▸ **THE PROBLEM**
For the string "viral", state the number of lines in the data that contain it, and nothing else.

▸ **Data entries for graphics**

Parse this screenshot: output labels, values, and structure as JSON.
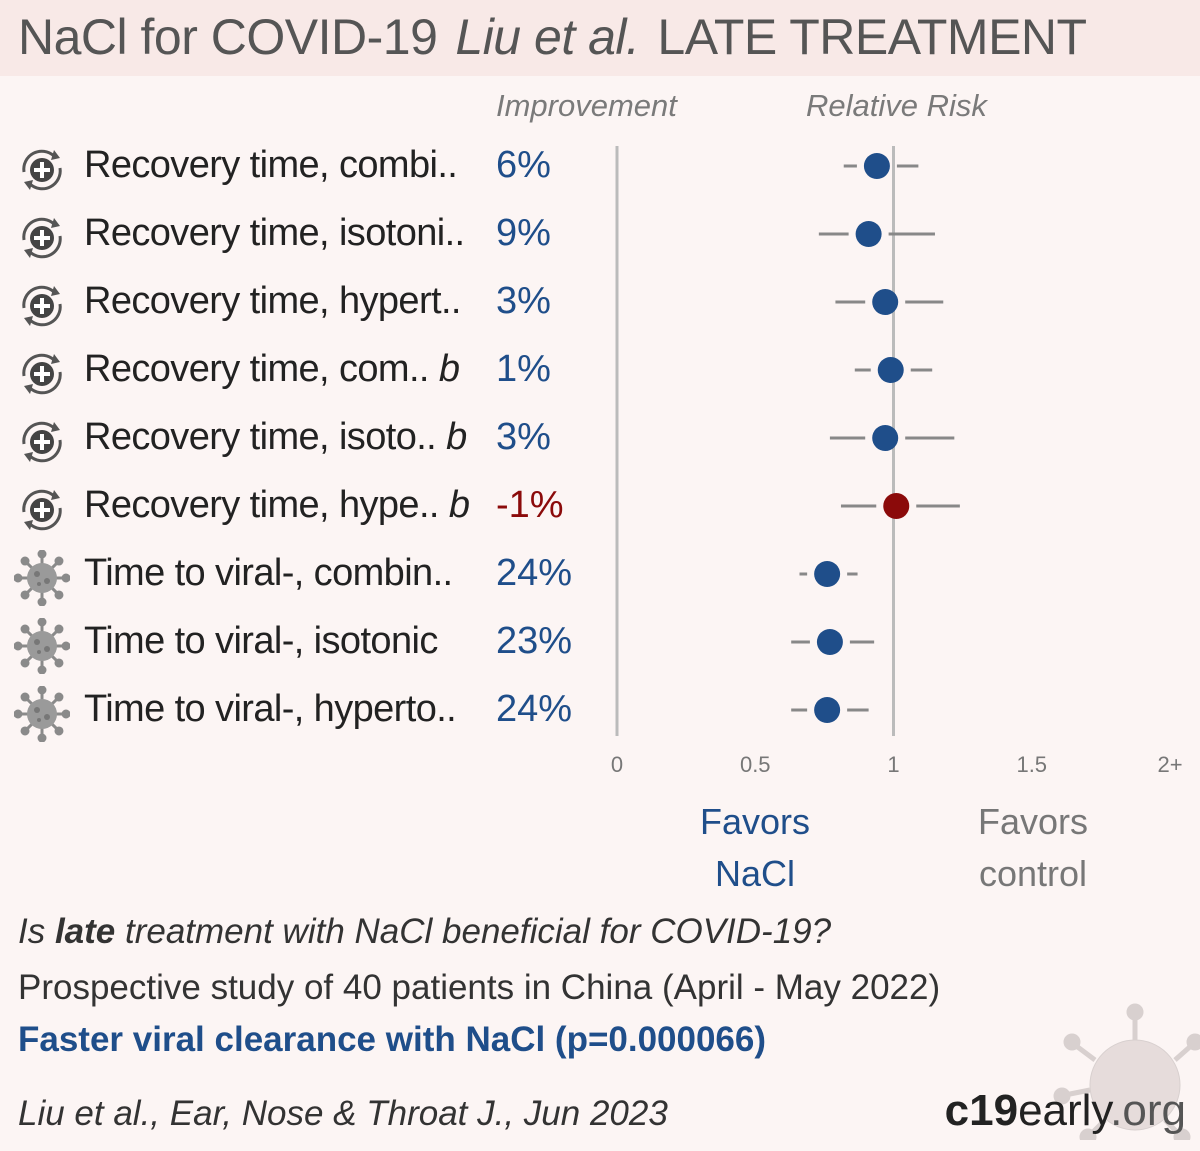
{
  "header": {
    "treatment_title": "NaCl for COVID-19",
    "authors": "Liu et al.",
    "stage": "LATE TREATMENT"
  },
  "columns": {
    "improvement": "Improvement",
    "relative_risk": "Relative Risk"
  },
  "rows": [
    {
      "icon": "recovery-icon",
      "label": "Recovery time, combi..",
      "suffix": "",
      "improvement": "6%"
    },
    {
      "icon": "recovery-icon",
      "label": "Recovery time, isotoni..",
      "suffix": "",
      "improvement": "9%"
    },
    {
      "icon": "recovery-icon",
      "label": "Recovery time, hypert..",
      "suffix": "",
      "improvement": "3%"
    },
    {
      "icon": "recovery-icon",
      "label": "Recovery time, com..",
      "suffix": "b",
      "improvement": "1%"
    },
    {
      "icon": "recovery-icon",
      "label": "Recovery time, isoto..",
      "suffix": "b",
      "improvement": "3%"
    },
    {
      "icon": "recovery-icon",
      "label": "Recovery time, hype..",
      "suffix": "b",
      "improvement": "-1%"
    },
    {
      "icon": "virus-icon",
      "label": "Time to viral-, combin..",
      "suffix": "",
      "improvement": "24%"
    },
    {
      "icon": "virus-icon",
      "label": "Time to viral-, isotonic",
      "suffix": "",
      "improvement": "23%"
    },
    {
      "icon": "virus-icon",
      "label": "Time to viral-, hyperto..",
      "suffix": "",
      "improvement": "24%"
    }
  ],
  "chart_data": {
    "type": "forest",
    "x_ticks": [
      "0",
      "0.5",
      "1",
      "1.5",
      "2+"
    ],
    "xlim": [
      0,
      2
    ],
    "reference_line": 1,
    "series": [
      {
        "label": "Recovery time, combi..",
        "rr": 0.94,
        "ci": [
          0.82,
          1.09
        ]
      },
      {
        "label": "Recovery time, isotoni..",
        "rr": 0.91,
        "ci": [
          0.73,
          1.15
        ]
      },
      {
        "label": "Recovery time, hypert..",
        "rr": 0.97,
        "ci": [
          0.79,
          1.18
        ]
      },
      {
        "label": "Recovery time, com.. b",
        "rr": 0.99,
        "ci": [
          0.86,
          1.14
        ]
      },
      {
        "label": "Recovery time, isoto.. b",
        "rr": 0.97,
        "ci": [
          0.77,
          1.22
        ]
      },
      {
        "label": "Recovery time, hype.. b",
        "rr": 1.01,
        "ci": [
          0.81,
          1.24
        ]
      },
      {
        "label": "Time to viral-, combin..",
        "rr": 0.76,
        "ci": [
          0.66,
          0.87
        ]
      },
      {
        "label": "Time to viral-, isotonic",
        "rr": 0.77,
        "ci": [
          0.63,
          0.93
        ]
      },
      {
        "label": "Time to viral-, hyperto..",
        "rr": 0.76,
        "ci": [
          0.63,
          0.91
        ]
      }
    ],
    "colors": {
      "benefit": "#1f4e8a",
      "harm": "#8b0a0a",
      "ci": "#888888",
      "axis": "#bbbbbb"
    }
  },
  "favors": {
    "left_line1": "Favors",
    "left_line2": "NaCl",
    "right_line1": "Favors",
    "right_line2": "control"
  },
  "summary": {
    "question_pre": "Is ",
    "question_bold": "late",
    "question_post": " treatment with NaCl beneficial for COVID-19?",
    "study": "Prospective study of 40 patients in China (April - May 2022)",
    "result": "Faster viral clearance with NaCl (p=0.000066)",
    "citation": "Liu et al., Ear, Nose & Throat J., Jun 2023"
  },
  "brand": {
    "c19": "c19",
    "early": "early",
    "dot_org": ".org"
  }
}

...

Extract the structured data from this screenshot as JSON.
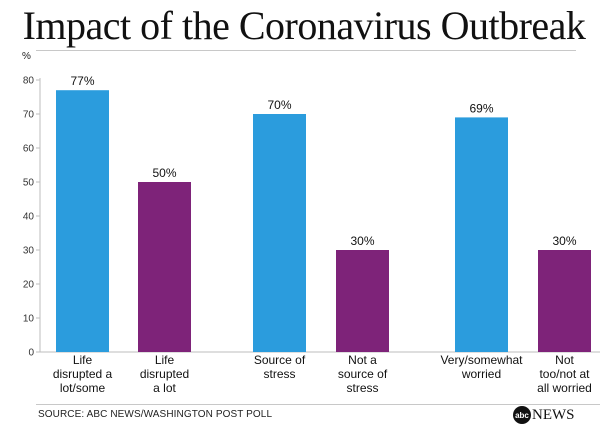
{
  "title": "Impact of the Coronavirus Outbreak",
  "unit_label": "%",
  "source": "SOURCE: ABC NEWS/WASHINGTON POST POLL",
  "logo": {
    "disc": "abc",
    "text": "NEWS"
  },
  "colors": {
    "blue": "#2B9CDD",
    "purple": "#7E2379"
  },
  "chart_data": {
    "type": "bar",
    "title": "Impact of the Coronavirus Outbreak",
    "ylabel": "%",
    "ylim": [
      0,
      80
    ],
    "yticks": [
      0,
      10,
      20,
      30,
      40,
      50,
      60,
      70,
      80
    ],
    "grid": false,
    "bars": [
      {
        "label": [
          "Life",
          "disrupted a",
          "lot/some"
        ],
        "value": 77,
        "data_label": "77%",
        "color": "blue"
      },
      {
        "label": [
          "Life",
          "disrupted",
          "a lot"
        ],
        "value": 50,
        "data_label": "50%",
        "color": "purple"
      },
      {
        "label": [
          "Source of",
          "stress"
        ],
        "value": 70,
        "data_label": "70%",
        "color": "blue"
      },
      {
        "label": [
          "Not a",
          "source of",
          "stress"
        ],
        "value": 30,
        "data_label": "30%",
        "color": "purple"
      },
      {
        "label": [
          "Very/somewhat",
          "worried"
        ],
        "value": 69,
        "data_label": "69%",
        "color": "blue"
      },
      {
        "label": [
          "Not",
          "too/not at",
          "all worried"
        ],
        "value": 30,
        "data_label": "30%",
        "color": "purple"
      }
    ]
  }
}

==

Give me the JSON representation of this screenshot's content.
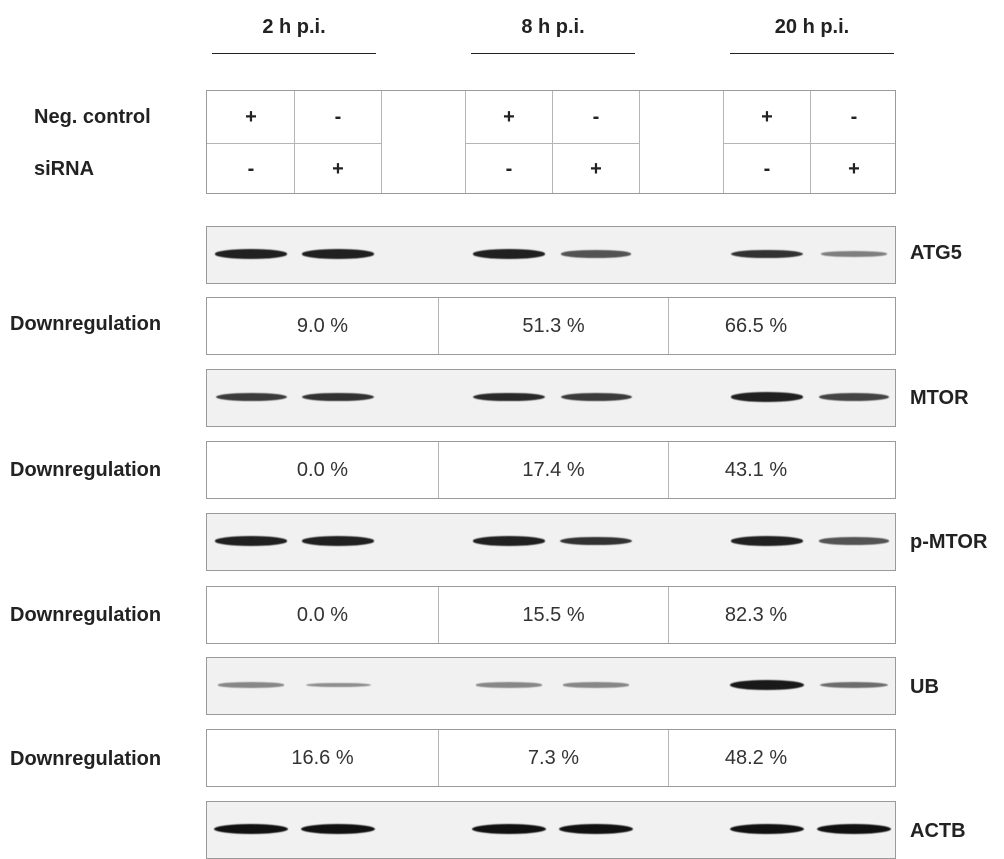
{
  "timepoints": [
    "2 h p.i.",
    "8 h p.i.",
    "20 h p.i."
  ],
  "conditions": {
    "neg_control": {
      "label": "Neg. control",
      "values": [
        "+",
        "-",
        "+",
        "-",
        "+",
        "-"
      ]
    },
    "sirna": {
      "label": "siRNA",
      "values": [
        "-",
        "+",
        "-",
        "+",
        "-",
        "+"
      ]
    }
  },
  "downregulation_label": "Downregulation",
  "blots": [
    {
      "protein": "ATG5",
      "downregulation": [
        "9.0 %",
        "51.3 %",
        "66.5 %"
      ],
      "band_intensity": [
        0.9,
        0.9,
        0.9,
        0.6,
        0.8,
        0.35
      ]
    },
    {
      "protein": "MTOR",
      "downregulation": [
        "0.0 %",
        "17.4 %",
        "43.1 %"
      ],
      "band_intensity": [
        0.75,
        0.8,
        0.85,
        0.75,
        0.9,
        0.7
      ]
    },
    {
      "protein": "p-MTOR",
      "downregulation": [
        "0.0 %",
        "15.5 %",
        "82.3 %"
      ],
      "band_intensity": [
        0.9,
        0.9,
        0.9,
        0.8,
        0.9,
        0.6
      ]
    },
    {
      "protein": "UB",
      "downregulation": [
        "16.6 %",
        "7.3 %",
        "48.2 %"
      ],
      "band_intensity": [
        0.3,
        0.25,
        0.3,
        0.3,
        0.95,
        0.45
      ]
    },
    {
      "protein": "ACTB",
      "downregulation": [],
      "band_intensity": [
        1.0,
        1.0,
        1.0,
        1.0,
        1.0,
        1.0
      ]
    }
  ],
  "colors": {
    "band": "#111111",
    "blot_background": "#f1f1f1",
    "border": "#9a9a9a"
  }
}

▸ **RESPONSE TO THE TASK**
7